### [What is needed]
Check each line for the string "xlabel" and give only the count of lines that have it.

### [Task data]
· · · · · · ·
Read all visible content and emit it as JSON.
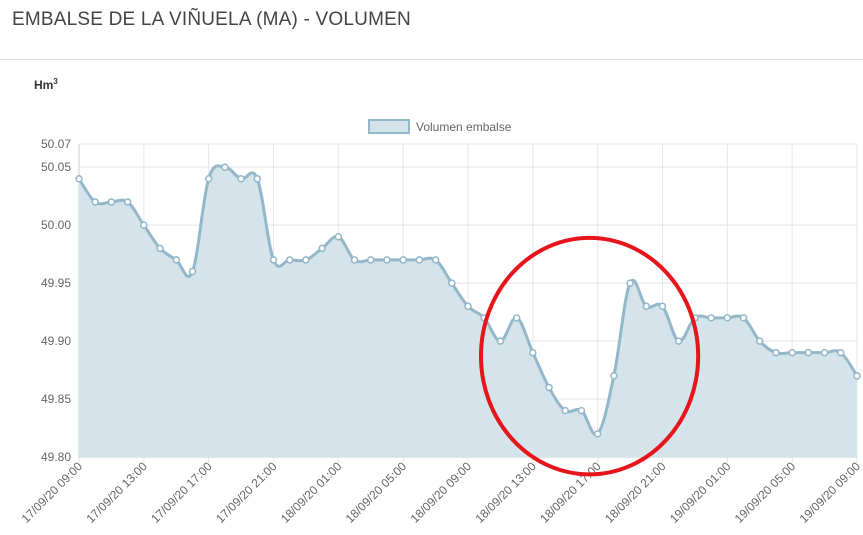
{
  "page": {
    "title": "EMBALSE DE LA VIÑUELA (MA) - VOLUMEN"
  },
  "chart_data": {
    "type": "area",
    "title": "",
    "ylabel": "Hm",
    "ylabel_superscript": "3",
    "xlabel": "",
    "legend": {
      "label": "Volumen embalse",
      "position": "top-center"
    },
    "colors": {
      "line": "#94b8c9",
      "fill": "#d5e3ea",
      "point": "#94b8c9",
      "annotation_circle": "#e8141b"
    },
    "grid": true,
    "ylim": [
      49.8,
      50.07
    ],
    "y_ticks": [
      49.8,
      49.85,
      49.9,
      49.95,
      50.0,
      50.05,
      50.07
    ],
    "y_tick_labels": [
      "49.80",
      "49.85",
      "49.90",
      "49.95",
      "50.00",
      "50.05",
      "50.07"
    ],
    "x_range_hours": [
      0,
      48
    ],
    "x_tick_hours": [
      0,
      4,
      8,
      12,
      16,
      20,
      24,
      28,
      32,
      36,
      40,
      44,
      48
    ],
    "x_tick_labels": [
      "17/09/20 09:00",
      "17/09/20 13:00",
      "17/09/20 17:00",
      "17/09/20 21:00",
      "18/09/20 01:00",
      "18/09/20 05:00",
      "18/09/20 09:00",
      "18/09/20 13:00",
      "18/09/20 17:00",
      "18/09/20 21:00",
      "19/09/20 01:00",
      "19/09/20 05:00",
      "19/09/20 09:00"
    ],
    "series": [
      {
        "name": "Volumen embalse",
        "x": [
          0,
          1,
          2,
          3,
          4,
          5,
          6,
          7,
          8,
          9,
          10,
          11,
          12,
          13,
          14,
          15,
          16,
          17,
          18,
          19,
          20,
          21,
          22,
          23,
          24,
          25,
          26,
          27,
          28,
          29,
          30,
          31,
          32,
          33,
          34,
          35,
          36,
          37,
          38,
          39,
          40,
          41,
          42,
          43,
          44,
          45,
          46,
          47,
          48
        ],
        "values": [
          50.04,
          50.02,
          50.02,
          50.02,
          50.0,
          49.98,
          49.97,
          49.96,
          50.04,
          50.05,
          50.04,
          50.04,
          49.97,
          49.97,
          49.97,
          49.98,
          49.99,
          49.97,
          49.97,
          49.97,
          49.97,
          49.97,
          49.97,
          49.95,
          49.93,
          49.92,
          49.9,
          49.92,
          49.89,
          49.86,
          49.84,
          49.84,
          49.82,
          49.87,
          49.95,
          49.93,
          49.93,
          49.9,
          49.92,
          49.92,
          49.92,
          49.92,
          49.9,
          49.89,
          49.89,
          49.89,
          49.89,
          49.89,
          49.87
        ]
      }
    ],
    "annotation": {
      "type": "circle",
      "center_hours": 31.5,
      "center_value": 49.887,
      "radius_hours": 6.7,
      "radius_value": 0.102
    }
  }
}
· · · · · · ·
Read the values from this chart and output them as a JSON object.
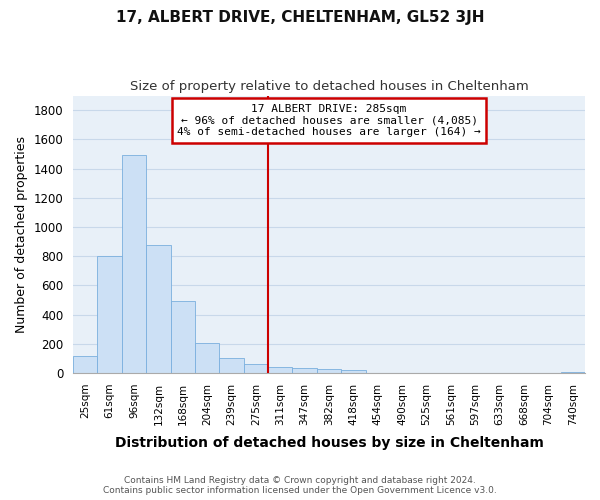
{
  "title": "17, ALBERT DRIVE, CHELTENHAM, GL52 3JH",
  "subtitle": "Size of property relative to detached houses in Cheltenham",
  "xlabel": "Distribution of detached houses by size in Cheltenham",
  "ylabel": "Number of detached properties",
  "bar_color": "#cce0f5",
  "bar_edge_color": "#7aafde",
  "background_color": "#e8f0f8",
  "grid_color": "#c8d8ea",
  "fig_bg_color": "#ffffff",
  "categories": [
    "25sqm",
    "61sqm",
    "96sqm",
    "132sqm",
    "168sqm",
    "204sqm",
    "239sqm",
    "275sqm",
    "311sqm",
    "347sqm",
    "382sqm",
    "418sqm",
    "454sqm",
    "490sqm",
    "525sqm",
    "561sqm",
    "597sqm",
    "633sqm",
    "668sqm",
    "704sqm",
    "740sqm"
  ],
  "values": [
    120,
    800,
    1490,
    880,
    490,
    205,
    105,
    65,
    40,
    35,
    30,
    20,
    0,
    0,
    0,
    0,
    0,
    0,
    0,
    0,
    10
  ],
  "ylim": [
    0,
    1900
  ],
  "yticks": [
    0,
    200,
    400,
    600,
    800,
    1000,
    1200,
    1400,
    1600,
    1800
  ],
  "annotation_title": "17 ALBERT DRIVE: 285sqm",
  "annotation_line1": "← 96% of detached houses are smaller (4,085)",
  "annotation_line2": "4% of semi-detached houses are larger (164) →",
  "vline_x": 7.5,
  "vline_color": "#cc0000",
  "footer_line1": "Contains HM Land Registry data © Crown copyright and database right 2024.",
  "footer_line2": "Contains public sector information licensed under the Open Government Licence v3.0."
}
· · · · · · ·
### [Solution below]
2